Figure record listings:
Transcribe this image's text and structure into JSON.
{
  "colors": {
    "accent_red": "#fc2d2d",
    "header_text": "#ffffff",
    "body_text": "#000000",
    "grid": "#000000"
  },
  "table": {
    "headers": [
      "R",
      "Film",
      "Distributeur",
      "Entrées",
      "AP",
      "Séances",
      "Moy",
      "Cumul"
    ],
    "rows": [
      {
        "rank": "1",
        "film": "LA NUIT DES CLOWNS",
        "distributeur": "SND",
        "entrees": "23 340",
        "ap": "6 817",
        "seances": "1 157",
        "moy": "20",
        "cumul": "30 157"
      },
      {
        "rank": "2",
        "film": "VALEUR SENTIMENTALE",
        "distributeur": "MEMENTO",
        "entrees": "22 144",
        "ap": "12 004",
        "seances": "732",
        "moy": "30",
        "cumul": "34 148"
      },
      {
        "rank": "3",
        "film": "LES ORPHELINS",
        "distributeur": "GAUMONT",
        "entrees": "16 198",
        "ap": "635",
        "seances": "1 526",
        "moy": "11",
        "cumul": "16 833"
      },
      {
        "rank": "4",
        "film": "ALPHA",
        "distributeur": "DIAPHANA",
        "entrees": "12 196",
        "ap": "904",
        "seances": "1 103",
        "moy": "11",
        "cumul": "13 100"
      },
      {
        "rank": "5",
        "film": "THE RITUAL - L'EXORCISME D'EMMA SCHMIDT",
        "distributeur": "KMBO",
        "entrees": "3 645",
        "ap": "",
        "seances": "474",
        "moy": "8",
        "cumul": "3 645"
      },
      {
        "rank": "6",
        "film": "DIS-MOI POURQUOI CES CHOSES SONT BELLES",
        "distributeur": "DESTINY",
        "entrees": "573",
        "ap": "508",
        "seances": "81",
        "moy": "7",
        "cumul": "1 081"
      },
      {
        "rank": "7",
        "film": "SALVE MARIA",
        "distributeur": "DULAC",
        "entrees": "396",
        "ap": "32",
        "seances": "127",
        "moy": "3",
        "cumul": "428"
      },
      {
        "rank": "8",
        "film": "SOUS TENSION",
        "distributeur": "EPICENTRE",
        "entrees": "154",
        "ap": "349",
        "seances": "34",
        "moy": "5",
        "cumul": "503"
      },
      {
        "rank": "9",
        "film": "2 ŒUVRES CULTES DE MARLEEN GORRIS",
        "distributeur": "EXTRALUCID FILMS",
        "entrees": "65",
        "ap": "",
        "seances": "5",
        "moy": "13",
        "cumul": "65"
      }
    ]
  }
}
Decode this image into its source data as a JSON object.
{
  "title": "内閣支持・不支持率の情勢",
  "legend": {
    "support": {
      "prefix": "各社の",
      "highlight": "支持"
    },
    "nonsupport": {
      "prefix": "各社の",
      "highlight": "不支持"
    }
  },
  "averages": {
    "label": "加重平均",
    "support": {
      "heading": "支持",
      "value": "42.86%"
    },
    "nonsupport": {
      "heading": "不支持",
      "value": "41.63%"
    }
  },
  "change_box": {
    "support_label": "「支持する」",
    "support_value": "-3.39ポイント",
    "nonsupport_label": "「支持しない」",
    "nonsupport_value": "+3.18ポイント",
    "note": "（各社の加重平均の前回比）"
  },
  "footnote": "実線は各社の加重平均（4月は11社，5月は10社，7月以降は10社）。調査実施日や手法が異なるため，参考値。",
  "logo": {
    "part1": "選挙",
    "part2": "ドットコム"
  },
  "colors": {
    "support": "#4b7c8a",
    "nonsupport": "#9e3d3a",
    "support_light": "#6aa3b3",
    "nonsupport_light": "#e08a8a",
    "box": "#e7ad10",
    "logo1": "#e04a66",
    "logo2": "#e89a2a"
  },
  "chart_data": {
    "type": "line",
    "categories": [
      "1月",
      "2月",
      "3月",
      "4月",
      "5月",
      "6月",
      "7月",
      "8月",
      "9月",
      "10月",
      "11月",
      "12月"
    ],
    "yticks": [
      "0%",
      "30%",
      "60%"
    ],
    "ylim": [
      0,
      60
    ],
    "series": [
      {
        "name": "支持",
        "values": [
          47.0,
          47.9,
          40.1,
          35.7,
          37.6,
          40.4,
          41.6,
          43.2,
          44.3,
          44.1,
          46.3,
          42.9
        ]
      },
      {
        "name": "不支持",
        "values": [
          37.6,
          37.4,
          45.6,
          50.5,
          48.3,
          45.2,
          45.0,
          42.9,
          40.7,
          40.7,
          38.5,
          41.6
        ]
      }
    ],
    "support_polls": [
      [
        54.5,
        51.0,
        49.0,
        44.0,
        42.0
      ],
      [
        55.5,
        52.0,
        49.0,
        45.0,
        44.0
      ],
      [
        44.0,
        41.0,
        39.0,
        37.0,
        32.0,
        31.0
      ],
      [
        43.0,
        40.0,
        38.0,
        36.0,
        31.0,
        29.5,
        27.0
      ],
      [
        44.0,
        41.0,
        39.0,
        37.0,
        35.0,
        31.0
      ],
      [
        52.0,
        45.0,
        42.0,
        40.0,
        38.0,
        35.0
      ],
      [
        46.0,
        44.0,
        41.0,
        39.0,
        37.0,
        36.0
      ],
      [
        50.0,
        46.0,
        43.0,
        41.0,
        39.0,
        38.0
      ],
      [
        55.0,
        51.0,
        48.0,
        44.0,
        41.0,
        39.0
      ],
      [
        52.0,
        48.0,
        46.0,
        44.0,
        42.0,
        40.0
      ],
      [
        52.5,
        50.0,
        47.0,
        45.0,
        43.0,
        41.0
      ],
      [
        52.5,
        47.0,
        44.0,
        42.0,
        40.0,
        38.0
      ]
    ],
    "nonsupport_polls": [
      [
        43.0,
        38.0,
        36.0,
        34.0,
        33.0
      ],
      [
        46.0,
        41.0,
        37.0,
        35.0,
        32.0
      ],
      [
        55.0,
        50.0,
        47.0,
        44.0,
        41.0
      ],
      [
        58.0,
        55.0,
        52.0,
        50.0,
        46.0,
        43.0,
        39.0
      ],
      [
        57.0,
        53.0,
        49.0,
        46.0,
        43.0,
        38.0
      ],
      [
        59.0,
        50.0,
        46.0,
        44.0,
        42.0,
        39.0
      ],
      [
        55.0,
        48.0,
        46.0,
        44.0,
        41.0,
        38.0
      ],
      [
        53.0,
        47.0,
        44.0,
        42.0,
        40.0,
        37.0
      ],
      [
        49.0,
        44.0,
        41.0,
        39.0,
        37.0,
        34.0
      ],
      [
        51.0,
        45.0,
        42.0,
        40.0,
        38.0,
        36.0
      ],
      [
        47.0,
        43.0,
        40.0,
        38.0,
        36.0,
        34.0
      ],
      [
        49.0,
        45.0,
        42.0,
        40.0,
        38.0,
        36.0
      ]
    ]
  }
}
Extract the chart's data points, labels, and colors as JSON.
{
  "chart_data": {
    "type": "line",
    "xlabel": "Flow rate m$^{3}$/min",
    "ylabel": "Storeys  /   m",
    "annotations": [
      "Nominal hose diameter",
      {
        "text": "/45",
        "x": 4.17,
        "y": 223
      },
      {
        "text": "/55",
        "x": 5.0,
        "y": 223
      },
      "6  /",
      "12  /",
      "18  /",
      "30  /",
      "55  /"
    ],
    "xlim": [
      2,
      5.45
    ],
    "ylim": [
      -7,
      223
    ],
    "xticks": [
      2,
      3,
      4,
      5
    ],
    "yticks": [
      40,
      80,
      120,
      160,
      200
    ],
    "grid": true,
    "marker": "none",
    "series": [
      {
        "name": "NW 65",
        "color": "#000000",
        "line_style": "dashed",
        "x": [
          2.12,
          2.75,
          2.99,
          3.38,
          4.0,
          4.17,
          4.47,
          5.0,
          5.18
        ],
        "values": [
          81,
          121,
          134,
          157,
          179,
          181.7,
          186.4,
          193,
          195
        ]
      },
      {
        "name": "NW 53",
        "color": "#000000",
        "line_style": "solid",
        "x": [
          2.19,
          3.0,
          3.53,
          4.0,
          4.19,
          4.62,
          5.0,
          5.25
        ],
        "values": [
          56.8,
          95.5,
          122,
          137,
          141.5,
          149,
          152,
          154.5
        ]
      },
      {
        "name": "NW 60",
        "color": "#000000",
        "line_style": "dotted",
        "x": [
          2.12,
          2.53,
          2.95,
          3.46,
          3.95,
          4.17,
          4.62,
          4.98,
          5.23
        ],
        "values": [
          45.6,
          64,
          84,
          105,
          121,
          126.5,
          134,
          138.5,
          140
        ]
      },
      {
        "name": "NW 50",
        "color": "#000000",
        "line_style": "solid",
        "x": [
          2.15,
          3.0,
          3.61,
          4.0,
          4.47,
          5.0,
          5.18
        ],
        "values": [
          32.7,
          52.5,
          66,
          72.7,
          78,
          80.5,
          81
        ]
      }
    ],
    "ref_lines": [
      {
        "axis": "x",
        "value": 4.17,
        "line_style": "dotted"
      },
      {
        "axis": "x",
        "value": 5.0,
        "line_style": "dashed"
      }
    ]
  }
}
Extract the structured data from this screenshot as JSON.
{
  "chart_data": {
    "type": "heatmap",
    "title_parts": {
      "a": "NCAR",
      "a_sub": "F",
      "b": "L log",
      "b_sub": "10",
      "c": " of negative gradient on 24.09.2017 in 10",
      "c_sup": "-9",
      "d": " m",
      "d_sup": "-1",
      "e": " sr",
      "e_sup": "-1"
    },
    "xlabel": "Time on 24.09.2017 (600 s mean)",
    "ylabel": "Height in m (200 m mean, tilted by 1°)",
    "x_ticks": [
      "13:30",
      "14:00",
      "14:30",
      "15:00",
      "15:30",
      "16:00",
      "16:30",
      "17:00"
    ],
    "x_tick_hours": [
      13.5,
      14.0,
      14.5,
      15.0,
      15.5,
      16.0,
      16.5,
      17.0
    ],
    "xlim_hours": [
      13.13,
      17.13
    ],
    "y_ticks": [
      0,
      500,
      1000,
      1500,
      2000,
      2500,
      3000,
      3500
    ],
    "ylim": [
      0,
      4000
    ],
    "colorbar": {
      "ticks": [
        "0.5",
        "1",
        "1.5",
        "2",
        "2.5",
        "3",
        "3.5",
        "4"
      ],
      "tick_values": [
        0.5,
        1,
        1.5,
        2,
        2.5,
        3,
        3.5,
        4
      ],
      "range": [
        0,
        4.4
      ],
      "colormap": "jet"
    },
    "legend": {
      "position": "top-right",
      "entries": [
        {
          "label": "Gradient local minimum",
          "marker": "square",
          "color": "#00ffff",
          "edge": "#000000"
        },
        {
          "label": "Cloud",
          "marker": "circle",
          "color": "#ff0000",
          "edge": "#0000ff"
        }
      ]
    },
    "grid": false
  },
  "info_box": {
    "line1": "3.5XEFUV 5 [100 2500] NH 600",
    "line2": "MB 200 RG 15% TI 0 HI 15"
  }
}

**Problem requirements:** Take every line that includes the string "image" and copy it.

**Answer to this task:**
Transcribe this image's text and structure into JSON.
Decode this image into its source data as a JSON object.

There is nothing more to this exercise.